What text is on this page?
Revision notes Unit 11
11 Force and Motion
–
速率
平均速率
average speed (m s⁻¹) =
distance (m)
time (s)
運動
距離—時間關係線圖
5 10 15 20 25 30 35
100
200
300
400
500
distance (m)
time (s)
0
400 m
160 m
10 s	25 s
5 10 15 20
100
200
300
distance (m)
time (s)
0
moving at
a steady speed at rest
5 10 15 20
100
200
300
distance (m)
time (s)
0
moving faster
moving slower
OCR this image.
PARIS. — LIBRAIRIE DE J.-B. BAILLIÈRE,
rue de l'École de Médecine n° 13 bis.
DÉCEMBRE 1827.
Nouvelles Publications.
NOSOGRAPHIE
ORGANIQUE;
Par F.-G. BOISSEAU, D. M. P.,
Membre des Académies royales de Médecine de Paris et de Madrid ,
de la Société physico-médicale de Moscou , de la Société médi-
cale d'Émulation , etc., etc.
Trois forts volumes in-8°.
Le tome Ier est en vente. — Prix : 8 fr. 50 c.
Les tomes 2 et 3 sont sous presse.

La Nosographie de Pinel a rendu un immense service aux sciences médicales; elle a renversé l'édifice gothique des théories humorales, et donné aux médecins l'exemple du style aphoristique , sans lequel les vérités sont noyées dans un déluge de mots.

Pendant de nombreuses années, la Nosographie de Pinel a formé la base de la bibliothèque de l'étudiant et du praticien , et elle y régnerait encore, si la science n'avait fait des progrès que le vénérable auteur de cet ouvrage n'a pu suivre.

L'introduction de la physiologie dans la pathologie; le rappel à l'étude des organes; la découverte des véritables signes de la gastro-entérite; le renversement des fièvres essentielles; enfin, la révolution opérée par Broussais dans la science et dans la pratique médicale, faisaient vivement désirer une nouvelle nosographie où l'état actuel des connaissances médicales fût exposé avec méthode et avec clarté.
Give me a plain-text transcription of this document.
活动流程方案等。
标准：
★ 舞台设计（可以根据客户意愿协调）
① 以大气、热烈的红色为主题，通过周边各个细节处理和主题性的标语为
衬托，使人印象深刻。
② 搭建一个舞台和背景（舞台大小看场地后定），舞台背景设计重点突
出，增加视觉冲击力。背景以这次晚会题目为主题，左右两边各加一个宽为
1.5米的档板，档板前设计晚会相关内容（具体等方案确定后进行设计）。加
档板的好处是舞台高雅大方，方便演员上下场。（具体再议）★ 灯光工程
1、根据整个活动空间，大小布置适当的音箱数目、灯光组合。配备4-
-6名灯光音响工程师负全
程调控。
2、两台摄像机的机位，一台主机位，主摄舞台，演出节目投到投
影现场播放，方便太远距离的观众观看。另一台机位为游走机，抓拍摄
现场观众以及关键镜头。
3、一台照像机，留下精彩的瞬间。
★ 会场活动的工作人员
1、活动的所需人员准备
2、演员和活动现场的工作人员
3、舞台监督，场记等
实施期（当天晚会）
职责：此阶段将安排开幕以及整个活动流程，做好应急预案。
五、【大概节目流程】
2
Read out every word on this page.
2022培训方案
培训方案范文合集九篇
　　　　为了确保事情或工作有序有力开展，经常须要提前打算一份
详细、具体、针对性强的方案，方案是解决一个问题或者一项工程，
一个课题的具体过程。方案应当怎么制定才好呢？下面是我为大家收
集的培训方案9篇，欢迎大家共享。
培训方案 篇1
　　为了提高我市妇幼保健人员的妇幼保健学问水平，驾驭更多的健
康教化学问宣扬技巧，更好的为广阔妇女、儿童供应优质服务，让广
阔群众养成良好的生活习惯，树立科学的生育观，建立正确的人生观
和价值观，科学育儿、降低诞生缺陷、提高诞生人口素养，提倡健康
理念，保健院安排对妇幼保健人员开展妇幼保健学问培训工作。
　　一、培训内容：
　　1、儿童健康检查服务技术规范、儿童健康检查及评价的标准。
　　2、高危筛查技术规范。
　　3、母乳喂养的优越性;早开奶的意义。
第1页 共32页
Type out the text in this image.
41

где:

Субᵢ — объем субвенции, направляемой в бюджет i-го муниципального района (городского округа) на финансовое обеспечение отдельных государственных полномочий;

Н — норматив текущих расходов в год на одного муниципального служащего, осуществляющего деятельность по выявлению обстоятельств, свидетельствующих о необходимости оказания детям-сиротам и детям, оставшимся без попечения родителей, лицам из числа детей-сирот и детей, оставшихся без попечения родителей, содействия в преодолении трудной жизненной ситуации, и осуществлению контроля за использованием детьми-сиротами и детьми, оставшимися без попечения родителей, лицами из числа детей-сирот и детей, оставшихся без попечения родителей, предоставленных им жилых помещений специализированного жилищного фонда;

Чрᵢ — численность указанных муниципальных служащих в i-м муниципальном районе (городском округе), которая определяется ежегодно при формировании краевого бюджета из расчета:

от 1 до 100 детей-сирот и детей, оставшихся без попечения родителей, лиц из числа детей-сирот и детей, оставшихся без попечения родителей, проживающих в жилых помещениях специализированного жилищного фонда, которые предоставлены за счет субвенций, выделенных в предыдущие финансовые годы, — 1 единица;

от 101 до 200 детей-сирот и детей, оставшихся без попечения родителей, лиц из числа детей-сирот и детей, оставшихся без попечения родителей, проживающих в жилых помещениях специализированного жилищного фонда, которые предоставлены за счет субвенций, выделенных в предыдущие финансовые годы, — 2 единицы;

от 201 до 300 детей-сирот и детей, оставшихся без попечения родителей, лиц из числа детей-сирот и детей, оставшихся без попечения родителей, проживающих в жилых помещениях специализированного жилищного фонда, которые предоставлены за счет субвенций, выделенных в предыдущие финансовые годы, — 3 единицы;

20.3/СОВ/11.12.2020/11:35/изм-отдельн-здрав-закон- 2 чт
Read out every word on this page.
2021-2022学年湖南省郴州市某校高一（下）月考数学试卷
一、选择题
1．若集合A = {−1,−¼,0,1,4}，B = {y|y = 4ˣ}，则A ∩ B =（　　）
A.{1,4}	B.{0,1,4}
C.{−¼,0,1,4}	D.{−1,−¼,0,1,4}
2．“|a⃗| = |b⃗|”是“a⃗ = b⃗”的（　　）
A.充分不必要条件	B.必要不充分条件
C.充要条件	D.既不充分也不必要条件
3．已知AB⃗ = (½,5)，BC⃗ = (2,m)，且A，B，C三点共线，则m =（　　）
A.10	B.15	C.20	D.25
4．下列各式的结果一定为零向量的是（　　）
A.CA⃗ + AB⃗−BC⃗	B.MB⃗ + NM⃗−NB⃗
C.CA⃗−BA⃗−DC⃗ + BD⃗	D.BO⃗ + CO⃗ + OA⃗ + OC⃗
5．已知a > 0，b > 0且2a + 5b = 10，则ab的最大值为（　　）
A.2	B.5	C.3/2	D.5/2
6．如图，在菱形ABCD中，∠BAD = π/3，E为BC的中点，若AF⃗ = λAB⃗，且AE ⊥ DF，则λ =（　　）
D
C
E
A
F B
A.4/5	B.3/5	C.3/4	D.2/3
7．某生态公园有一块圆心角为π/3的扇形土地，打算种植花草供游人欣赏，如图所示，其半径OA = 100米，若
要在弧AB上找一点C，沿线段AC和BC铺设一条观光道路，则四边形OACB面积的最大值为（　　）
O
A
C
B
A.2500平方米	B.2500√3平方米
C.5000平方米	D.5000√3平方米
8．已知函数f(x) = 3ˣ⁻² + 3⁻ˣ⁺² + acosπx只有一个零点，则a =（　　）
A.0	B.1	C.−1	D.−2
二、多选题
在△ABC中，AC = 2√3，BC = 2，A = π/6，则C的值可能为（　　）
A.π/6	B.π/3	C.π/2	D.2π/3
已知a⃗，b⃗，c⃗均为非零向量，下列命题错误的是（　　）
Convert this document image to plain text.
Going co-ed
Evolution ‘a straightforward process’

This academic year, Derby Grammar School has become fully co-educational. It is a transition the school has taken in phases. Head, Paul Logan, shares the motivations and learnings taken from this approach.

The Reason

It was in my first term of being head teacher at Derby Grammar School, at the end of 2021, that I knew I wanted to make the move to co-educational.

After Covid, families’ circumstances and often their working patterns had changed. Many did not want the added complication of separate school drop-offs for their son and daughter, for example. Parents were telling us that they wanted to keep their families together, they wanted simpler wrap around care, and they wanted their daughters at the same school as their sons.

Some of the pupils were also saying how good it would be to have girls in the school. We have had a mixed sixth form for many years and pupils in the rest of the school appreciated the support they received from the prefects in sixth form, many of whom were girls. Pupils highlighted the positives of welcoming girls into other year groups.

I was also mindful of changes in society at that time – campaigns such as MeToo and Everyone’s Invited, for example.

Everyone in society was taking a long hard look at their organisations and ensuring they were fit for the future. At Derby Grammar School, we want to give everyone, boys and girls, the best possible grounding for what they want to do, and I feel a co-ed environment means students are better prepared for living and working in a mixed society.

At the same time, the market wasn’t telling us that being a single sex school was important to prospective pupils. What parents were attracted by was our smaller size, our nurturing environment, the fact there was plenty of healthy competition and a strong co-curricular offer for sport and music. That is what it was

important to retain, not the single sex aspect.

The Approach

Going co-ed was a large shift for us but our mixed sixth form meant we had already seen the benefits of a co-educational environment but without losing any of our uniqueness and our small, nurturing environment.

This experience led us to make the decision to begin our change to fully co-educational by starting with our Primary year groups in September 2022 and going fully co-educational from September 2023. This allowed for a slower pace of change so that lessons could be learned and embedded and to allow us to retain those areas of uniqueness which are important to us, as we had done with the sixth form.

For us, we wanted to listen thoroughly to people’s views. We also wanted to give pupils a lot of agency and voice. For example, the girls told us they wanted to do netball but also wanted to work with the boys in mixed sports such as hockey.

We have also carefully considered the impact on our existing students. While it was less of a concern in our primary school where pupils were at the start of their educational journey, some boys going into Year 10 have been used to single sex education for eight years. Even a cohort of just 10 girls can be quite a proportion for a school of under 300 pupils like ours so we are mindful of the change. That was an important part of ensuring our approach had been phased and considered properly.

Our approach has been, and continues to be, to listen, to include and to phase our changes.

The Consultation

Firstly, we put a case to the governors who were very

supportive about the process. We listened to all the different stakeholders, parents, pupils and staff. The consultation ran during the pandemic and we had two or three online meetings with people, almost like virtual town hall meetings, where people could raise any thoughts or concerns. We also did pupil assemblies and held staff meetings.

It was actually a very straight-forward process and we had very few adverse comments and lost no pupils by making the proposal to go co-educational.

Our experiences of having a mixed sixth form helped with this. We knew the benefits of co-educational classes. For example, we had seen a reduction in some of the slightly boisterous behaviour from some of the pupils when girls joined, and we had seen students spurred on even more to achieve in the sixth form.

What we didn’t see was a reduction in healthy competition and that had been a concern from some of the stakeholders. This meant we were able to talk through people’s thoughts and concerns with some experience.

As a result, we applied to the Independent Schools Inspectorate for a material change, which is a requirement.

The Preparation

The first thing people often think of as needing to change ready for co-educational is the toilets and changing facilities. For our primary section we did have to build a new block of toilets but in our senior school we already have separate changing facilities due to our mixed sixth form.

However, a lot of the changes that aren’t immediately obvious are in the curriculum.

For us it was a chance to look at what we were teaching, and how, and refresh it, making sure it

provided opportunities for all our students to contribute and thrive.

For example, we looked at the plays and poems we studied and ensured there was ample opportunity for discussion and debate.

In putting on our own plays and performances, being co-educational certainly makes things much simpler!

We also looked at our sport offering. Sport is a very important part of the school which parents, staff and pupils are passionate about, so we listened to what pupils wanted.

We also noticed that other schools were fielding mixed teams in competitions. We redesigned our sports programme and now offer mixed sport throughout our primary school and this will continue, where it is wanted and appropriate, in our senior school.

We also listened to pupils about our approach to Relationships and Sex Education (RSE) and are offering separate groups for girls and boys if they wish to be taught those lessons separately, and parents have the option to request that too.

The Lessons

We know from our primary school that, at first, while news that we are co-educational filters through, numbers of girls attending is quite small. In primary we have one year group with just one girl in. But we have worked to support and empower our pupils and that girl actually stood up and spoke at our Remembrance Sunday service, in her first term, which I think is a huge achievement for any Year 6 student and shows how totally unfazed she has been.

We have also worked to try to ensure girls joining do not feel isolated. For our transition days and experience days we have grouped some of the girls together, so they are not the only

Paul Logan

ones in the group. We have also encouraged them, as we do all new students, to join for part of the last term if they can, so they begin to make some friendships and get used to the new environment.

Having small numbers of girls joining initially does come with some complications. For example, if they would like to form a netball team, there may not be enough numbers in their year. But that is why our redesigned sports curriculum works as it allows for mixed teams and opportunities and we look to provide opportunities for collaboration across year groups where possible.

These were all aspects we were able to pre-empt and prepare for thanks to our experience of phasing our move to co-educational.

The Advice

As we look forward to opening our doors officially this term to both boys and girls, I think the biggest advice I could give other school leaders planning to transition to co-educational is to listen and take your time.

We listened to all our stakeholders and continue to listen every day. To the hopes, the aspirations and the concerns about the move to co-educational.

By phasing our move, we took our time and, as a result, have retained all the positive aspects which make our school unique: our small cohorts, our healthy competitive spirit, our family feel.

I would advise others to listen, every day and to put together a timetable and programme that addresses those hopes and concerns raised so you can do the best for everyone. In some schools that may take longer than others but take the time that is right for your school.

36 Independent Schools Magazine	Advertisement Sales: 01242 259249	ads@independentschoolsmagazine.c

------------------------

» **WORK TO BE COMPLETED**: Tally the lines of the material above that contain the word "they" and report the total alone.

» **RESULT FOR THIS EXERCISE**: 8